_What you are asked to do:_
Reproduce the full listing that appears beneath this instruction exactly.

_Provided data:_
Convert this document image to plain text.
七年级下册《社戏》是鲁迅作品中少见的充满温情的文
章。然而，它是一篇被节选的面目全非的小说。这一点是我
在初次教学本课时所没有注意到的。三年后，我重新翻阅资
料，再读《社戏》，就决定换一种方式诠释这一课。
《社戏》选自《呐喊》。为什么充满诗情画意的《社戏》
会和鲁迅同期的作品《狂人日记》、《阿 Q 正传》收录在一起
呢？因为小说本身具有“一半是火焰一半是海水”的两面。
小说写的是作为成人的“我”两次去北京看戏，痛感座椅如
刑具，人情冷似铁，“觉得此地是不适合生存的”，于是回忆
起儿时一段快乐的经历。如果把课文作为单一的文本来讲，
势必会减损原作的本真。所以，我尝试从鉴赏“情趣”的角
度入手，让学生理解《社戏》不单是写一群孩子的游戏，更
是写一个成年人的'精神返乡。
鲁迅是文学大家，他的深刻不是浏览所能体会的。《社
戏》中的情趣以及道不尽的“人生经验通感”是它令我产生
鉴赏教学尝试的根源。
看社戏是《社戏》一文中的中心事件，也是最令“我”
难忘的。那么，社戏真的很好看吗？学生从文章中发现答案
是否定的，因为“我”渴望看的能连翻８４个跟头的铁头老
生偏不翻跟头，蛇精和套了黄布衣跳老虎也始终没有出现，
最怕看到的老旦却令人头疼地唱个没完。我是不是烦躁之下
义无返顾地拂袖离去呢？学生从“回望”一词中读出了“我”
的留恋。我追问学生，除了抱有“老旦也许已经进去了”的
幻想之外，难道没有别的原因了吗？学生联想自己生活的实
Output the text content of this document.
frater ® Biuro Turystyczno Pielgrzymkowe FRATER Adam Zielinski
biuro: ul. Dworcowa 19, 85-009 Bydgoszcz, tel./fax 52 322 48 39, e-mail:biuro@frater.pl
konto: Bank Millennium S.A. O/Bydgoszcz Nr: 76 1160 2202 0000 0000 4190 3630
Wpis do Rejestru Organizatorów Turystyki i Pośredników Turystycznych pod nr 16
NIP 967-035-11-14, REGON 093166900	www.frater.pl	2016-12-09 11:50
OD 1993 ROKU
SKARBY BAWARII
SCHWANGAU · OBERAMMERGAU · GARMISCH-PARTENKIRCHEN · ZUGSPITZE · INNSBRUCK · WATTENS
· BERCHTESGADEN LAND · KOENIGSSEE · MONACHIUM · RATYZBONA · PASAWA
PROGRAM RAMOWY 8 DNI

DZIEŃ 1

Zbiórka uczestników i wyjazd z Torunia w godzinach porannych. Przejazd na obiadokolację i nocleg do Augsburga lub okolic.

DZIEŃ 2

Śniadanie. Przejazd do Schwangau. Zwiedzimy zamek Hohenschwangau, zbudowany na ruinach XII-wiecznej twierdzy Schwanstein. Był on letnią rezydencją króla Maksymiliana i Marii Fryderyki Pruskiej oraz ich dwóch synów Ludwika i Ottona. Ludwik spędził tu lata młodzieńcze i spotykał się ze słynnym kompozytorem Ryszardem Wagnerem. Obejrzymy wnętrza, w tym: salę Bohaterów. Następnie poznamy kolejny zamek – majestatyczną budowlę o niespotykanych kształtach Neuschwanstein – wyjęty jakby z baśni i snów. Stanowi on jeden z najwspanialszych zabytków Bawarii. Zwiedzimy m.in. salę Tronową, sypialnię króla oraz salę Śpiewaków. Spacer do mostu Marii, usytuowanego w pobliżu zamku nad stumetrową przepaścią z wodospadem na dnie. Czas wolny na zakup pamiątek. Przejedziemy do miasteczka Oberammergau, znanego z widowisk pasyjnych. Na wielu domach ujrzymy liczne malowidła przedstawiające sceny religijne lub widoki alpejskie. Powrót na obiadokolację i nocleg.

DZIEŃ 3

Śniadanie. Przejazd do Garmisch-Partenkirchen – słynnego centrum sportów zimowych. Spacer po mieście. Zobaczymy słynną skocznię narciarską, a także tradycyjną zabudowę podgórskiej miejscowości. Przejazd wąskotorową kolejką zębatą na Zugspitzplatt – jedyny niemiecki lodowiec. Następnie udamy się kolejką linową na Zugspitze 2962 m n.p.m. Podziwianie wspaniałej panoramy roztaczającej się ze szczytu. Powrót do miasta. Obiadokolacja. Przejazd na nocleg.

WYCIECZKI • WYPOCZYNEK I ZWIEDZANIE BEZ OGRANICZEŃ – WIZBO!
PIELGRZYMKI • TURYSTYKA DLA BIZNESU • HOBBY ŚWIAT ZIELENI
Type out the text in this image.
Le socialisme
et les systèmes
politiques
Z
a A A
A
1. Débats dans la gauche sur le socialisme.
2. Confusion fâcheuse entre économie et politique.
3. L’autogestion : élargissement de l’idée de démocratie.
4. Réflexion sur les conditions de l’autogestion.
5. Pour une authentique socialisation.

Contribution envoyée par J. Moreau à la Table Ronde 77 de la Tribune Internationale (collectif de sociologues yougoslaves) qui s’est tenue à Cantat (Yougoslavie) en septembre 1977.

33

_Problem solution:_
Convert this document image to plain text.
七年级下册《社戏》是鲁迅作品中少见的充满温情的文
章。然而，它是一篇被节选的面目全非的小说。这一点是我
在初次教学本课时所没有注意到的。三年后，我重新翻阅资
料，再读《社戏》，就决定换一种方式诠释这一课。
《社戏》选自《呐喊》。为什么充满诗情画意的《社戏》
会和鲁迅同期的作品《狂人日记》、《阿 Q 正传》收录在一起
呢？因为小说本身具有“一半是火焰一半是海水”的两面。
小说写的是作为成人的“我”两次去北京看戏，痛感座椅如
刑具，人情冷似铁，“觉得此地是不适合生存的”，于是回忆
起儿时一段快乐的经历。如果把课文作为单一的文本来讲，
势必会减损原作的本真。所以，我尝试从鉴赏“情趣”的角
度入手，让学生理解《社戏》不单是写一群孩子的游戏，更
是写一个成年人的'精神返乡。
鲁迅是文学大家，他的深刻不是浏览所能体会的。《社
戏》中的情趣以及道不尽的“人生经验通感”是它令我产生
鉴赏教学尝试的根源。
看社戏是《社戏》一文中的中心事件，也是最令“我”
难忘的。那么，社戏真的很好看吗？学生从文章中发现答案
是否定的，因为“我”渴望看的能连翻８４个跟头的铁头老
生偏不翻跟头，蛇精和套了黄布衣跳老虎也始终没有出现，
最怕看到的老旦却令人头疼地唱个没完。我是不是烦躁之下
义无返顾地拂袖离去呢？学生从“回望”一词中读出了“我”
的留恋。我追问学生，除了抱有“老旦也许已经进去了”的
幻想之外，难道没有别的原因了吗？学生联想自己生活的实
Output the text content of this document.
frater ® Biuro Turystyczno Pielgrzymkowe FRATER Adam Zielinski
biuro: ul. Dworcowa 19, 85-009 Bydgoszcz, tel./fax 52 322 48 39, e-mail:biuro@frater.pl
konto: Bank Millennium S.A. O/Bydgoszcz Nr: 76 1160 2202 0000 0000 4190 3630
Wpis do Rejestru Organizatorów Turystyki i Pośredników Turystycznych pod nr 16
NIP 967-035-11-14, REGON 093166900	www.frater.pl	2016-12-09 11:50
OD 1993 ROKU
SKARBY BAWARII
SCHWANGAU · OBERAMMERGAU · GARMISCH-PARTENKIRCHEN · ZUGSPITZE · INNSBRUCK · WATTENS
· BERCHTESGADEN LAND · KOENIGSSEE · MONACHIUM · RATYZBONA · PASAWA
PROGRAM RAMOWY 8 DNI

DZIEŃ 1

Zbiórka uczestników i wyjazd z Torunia w godzinach porannych. Przejazd na obiadokolację i nocleg do Augsburga lub okolic.

DZIEŃ 2

Śniadanie. Przejazd do Schwangau. Zwiedzimy zamek Hohenschwangau, zbudowany na ruinach XII-wiecznej twierdzy Schwanstein. Był on letnią rezydencją króla Maksymiliana i Marii Fryderyki Pruskiej oraz ich dwóch synów Ludwika i Ottona. Ludwik spędził tu lata młodzieńcze i spotykał się ze słynnym kompozytorem Ryszardem Wagnerem. Obejrzymy wnętrza, w tym: salę Bohaterów. Następnie poznamy kolejny zamek – majestatyczną budowlę o niespotykanych kształtach Neuschwanstein – wyjęty jakby z baśni i snów. Stanowi on jeden z najwspanialszych zabytków Bawarii. Zwiedzimy m.in. salę Tronową, sypialnię króla oraz salę Śpiewaków. Spacer do mostu Marii, usytuowanego w pobliżu zamku nad stumetrową przepaścią z wodospadem na dnie. Czas wolny na zakup pamiątek. Przejedziemy do miasteczka Oberammergau, znanego z widowisk pasyjnych. Na wielu domach ujrzymy liczne malowidła przedstawiające sceny religijne lub widoki alpejskie. Powrót na obiadokolację i nocleg.

DZIEŃ 3

Śniadanie. Przejazd do Garmisch-Partenkirchen – słynnego centrum sportów zimowych. Spacer po mieście. Zobaczymy słynną skocznię narciarską, a także tradycyjną zabudowę podgórskiej miejscowości. Przejazd wąskotorową kolejką zębatą na Zugspitzplatt – jedyny niemiecki lodowiec. Następnie udamy się kolejką linową na Zugspitze 2962 m n.p.m. Podziwianie wspaniałej panoramy roztaczającej się ze szczytu. Powrót do miasta. Obiadokolacja. Przejazd na nocleg.

WYCIECZKI • WYPOCZYNEK I ZWIEDZANIE BEZ OGRANICZEŃ – WIZBO!
PIELGRZYMKI • TURYSTYKA DLA BIZNESU • HOBBY ŚWIAT ZIELENI
Type out the text in this image.
Le socialisme
et les systèmes
politiques
Z
a A A
A
1. Débats dans la gauche sur le socialisme.
2. Confusion fâcheuse entre économie et politique.
3. L’autogestion : élargissement de l’idée de démocratie.
4. Réflexion sur les conditions de l’autogestion.
5. Pour une authentique socialisation.

Contribution envoyée par J. Moreau à la Table Ronde 77 de la Tribune Internationale (collectif de sociologues yougoslaves) qui s’est tenue à Cantat (Yougoslavie) en septembre 1977.

33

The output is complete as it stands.